-- SHORT EXERCISE --
Go through the entries below and print each one exactly, leaving out pictures.

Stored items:
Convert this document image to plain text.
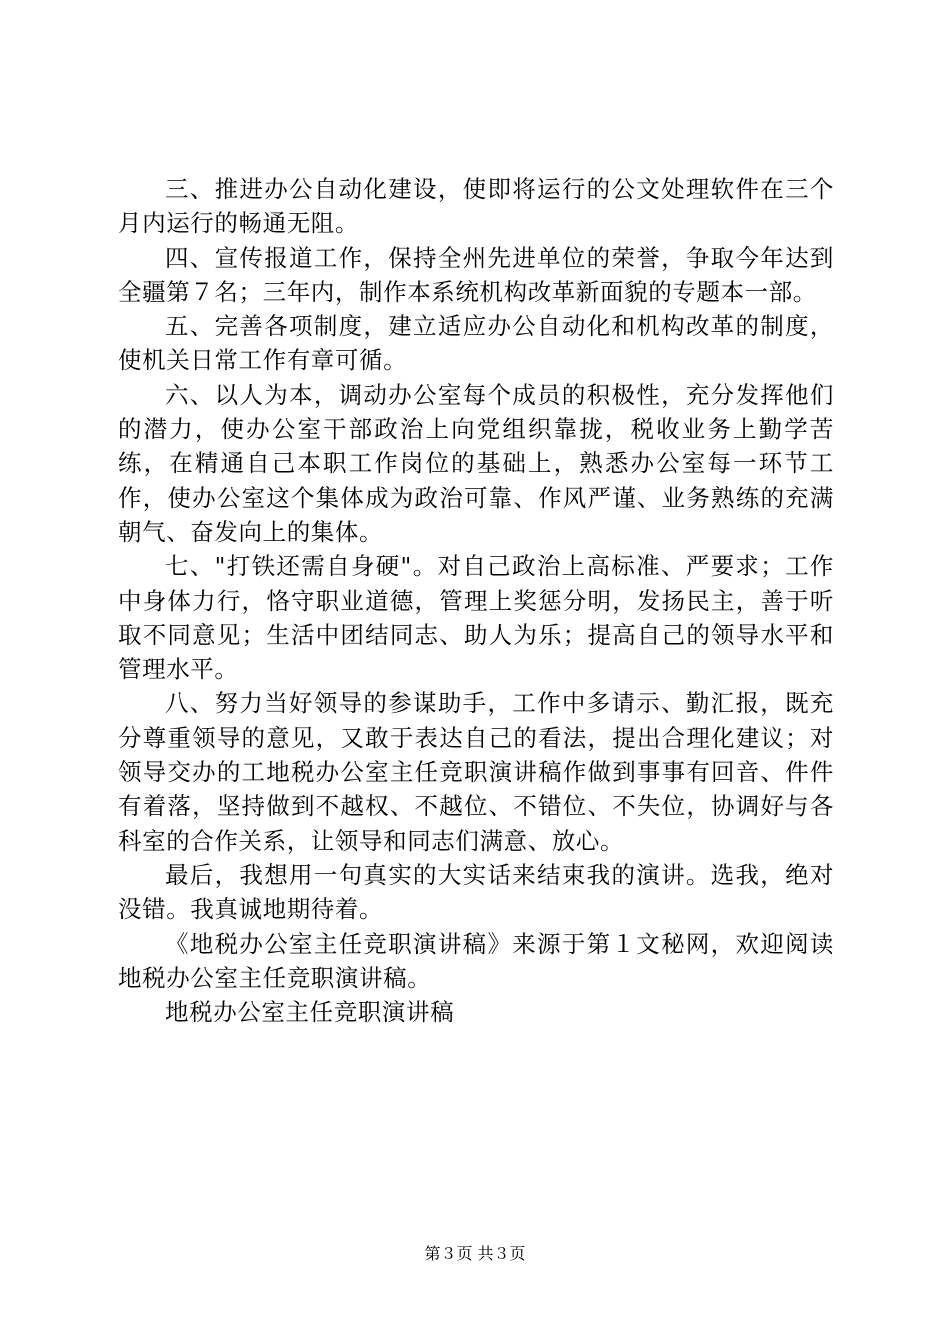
三、推进办公自动化建设，使即将运行的公文处理软件在三个月内运行的畅通无阻。

四、宣传报道工作，保持全州先进单位的荣誉，争取今年达到全疆第７名；三年内，制作本系统机构改革新面貌的专题本一部。

五、完善各项制度，建立适应办公自动化和机构改革的制度，使机关日常工作有章可循。

六、以人为本，调动办公室每个成员的积极性，充分发挥他们的潜力，使办公室干部政治上向党组织靠拢，税收业务上勤学苦练，在精通自己本职工作岗位的基础上，熟悉办公室每一环节工作，使办公室这个集体成为政治可靠、作风严谨、业务熟练的充满朝气、奋发向上的集体。

七、"打铁还需自身硬"。对自己政治上高标准、严要求；工作中身体力行，恪守职业道德，管理上奖惩分明，发扬民主，善于听取不同意见；生活中团结同志、助人为乐；提高自己的领导水平和管理水平。

八、努力当好领导的参谋助手，工作中多请示、勤汇报，既充分尊重领导的意见，又敢于表达自己的看法，提出合理化建议；对领导交办的工地税办公室主任竞职演讲稿作做到事事有回音、件件有着落，坚持做到不越权、不越位、不错位、不失位，协调好与各科室的合作关系，让领导和同志们满意、放心。

最后，我想用一句真实的大实话来结束我的演讲。选我，绝对没错。我真诚地期待着。

《地税办公室主任竞职演讲稿》来源于第１文秘网，欢迎阅读地税办公室主任竞职演讲稿。

地税办公室主任竞职演讲稿

第３页 共３页
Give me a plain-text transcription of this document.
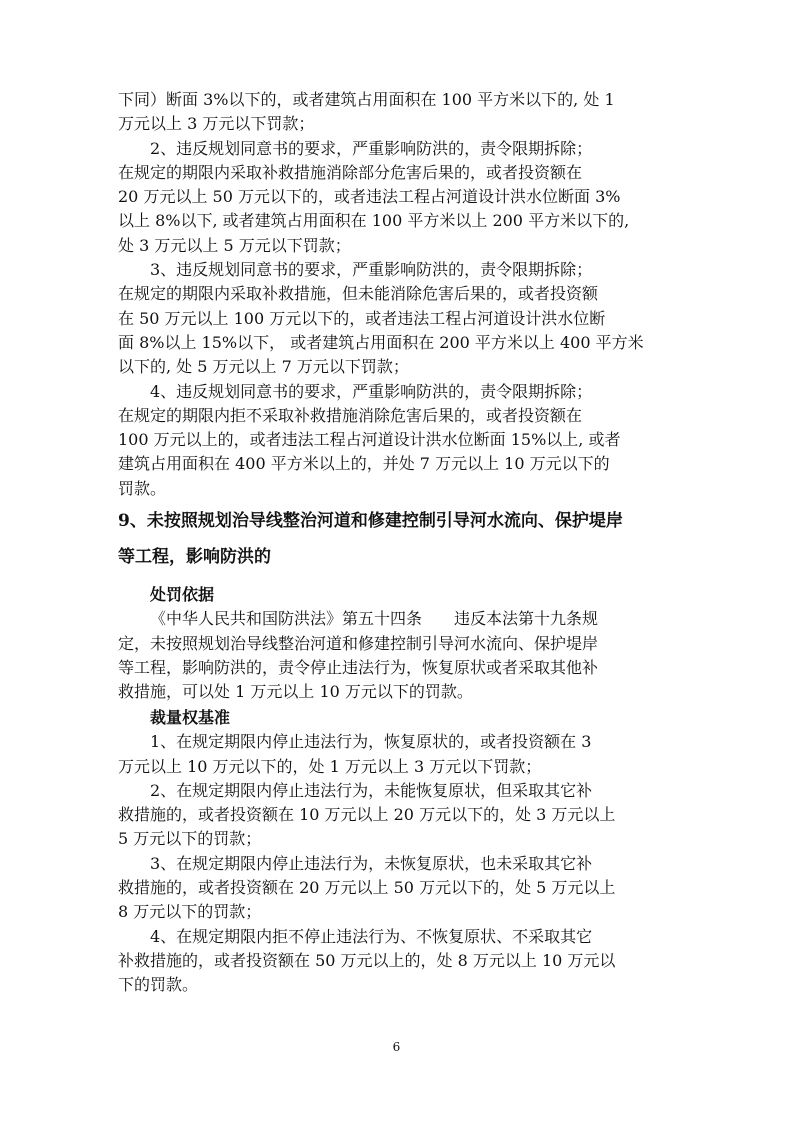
下同）断面 3%以下的，或者建筑占用面积在 100 平方米以下的, 处 1
万元以上 3 万元以下罚款；
2、违反规划同意书的要求，严重影响防洪的，责令限期拆除；
在规定的期限内采取补救措施消除部分危害后果的，或者投资额在
20 万元以上 50 万元以下的，或者违法工程占河道设计洪水位断面 3%
以上 8%以下, 或者建筑占用面积在 100 平方米以上 200 平方米以下的,
处 3 万元以上 5 万元以下罚款；
3、违反规划同意书的要求，严重影响防洪的，责令限期拆除；
在规定的期限内采取补救措施，但未能消除危害后果的，或者投资额
在 50 万元以上 100 万元以下的，或者违法工程占河道设计洪水位断
面 8%以上 15%以下， 或者建筑占用面积在 200 平方米以上 400 平方米
以下的, 处 5 万元以上 7 万元以下罚款；
4、违反规划同意书的要求，严重影响防洪的，责令限期拆除；
在规定的期限内拒不采取补救措施消除危害后果的，或者投资额在
100 万元以上的，或者违法工程占河道设计洪水位断面 15%以上, 或者
建筑占用面积在 400 平方米以上的，并处 7 万元以上 10 万元以下的
罚款。
9、未按照规划治导线整治河道和修建控制引导河水流向、保护堤岸
等工程，影响防洪的
处罚依据
《中华人民共和国防洪法》第五十四条　　违反本法第十九条规
定，未按照规划治导线整治河道和修建控制引导河水流向、保护堤岸
等工程，影响防洪的，责令停止违法行为，恢复原状或者采取其他补
救措施，可以处 1 万元以上 10 万元以下的罚款。
裁量权基准
1、在规定期限内停止违法行为，恢复原状的，或者投资额在 3
万元以上 10 万元以下的，处 1 万元以上 3 万元以下罚款；
2、在规定期限内停止违法行为，未能恢复原状，但采取其它补
救措施的，或者投资额在 10 万元以上 20 万元以下的，处 3 万元以上
5 万元以下的罚款；
3、在规定期限内停止违法行为，未恢复原状，也未采取其它补
救措施的，或者投资额在 20 万元以上 50 万元以下的，处 5 万元以上
8 万元以下的罚款；
4、在规定期限内拒不停止违法行为、不恢复原状、不采取其它
补救措施的，或者投资额在 50 万元以上的，处 8 万元以上 10 万元以
下的罚款。
6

-- SOLUTION TO THE EXERCISE --
Convert this document image to plain text.
三、推进办公自动化建设，使即将运行的公文处理软件在三个月内运行的畅通无阻。

四、宣传报道工作，保持全州先进单位的荣誉，争取今年达到全疆第７名；三年内，制作本系统机构改革新面貌的专题本一部。

五、完善各项制度，建立适应办公自动化和机构改革的制度，使机关日常工作有章可循。

六、以人为本，调动办公室每个成员的积极性，充分发挥他们的潜力，使办公室干部政治上向党组织靠拢，税收业务上勤学苦练，在精通自己本职工作岗位的基础上，熟悉办公室每一环节工作，使办公室这个集体成为政治可靠、作风严谨、业务熟练的充满朝气、奋发向上的集体。

七、"打铁还需自身硬"。对自己政治上高标准、严要求；工作中身体力行，恪守职业道德，管理上奖惩分明，发扬民主，善于听取不同意见；生活中团结同志、助人为乐；提高自己的领导水平和管理水平。

八、努力当好领导的参谋助手，工作中多请示、勤汇报，既充分尊重领导的意见，又敢于表达自己的看法，提出合理化建议；对领导交办的工地税办公室主任竞职演讲稿作做到事事有回音、件件有着落，坚持做到不越权、不越位、不错位、不失位，协调好与各科室的合作关系，让领导和同志们满意、放心。

最后，我想用一句真实的大实话来结束我的演讲。选我，绝对没错。我真诚地期待着。

《地税办公室主任竞职演讲稿》来源于第１文秘网，欢迎阅读地税办公室主任竞职演讲稿。

地税办公室主任竞职演讲稿

第３页 共３页
Give me a plain-text transcription of this document.
下同）断面 3%以下的，或者建筑占用面积在 100 平方米以下的, 处 1
万元以上 3 万元以下罚款；
2、违反规划同意书的要求，严重影响防洪的，责令限期拆除；
在规定的期限内采取补救措施消除部分危害后果的，或者投资额在
20 万元以上 50 万元以下的，或者违法工程占河道设计洪水位断面 3%
以上 8%以下, 或者建筑占用面积在 100 平方米以上 200 平方米以下的,
处 3 万元以上 5 万元以下罚款；
3、违反规划同意书的要求，严重影响防洪的，责令限期拆除；
在规定的期限内采取补救措施，但未能消除危害后果的，或者投资额
在 50 万元以上 100 万元以下的，或者违法工程占河道设计洪水位断
面 8%以上 15%以下， 或者建筑占用面积在 200 平方米以上 400 平方米
以下的, 处 5 万元以上 7 万元以下罚款；
4、违反规划同意书的要求，严重影响防洪的，责令限期拆除；
在规定的期限内拒不采取补救措施消除危害后果的，或者投资额在
100 万元以上的，或者违法工程占河道设计洪水位断面 15%以上, 或者
建筑占用面积在 400 平方米以上的，并处 7 万元以上 10 万元以下的
罚款。
9、未按照规划治导线整治河道和修建控制引导河水流向、保护堤岸
等工程，影响防洪的
处罚依据
《中华人民共和国防洪法》第五十四条　　违反本法第十九条规
定，未按照规划治导线整治河道和修建控制引导河水流向、保护堤岸
等工程，影响防洪的，责令停止违法行为，恢复原状或者采取其他补
救措施，可以处 1 万元以上 10 万元以下的罚款。
裁量权基准
1、在规定期限内停止违法行为，恢复原状的，或者投资额在 3
万元以上 10 万元以下的，处 1 万元以上 3 万元以下罚款；
2、在规定期限内停止违法行为，未能恢复原状，但采取其它补
救措施的，或者投资额在 10 万元以上 20 万元以下的，处 3 万元以上
5 万元以下的罚款；
3、在规定期限内停止违法行为，未恢复原状，也未采取其它补
救措施的，或者投资额在 20 万元以上 50 万元以下的，处 5 万元以上
8 万元以下的罚款；
4、在规定期限内拒不停止违法行为、不恢复原状、不采取其它
补救措施的，或者投资额在 50 万元以上的，处 8 万元以上 10 万元以
下的罚款。
6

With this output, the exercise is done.